WHAT IS ASKED: Below are records. Copy every line with "horrible" in it.

[Entries taken from a collection]
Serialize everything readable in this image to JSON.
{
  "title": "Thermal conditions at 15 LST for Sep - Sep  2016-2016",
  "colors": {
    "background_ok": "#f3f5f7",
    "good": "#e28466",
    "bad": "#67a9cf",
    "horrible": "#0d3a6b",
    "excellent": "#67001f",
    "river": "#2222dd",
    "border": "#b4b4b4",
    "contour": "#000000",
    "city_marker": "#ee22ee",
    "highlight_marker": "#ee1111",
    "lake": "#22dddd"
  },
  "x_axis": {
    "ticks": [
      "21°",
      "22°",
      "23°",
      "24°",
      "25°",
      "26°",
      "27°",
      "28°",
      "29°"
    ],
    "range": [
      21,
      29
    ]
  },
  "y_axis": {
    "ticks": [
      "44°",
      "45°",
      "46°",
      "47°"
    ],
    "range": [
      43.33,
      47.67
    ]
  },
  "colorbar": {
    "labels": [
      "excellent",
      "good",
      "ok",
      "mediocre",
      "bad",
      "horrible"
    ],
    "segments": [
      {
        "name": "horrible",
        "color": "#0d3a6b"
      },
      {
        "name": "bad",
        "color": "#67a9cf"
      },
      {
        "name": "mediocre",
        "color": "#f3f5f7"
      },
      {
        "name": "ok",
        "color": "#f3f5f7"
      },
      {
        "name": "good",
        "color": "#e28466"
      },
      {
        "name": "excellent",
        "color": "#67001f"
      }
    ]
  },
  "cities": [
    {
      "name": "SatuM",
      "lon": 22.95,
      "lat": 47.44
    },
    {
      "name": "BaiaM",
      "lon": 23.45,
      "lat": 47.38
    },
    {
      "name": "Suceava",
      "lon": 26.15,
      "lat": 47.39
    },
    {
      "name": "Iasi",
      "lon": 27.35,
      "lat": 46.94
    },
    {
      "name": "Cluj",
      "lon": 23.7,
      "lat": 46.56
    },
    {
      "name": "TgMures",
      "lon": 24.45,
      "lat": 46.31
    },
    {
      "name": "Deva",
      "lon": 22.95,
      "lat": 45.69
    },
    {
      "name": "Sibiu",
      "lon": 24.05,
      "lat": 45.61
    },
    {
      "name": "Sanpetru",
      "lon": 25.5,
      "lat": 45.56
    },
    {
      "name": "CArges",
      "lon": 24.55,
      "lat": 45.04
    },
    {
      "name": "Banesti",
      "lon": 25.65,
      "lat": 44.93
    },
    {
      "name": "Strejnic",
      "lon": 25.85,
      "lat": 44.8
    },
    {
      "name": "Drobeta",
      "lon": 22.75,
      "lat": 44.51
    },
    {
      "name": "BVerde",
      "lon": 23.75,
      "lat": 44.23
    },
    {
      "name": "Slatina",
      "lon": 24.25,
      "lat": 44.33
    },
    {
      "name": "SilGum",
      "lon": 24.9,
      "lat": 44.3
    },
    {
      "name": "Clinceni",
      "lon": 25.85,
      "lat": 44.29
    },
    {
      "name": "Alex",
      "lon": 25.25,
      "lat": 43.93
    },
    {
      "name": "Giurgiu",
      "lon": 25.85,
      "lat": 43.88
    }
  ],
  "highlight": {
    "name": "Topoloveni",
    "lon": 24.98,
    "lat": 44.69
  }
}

PROBLEM SOLUTION:
    "horrible": "#0d3a6b",
      "horrible"
        "name": "horrible",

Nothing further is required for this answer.